(Collected data)
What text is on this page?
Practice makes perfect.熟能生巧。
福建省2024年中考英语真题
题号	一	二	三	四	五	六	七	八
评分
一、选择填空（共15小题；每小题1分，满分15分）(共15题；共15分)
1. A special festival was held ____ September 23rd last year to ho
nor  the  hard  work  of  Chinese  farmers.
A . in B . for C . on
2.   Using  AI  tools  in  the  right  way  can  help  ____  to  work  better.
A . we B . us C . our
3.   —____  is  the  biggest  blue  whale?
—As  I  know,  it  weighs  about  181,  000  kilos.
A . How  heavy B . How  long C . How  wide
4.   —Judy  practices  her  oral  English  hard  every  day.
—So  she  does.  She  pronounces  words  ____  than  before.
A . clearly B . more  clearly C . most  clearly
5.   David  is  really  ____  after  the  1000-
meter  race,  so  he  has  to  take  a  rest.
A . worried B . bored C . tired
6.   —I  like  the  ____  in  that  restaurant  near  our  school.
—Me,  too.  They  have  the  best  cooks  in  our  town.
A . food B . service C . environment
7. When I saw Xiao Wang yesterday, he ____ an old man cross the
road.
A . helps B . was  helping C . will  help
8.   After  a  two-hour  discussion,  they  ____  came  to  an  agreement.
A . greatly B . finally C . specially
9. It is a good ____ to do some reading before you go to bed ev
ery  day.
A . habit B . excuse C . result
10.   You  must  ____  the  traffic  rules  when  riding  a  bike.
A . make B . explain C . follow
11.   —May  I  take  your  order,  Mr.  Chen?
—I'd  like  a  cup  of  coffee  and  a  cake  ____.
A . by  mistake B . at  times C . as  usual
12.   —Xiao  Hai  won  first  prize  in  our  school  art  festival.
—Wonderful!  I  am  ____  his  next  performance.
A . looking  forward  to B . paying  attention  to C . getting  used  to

_Exercise details:_ Where a line contains the string "like", extract that line.

_Worked answer:_
6.   —I  like  the  ____  in  that  restaurant  near  our  school.
—I'd  like  a  cup  of  coffee  and  a  cake  ____.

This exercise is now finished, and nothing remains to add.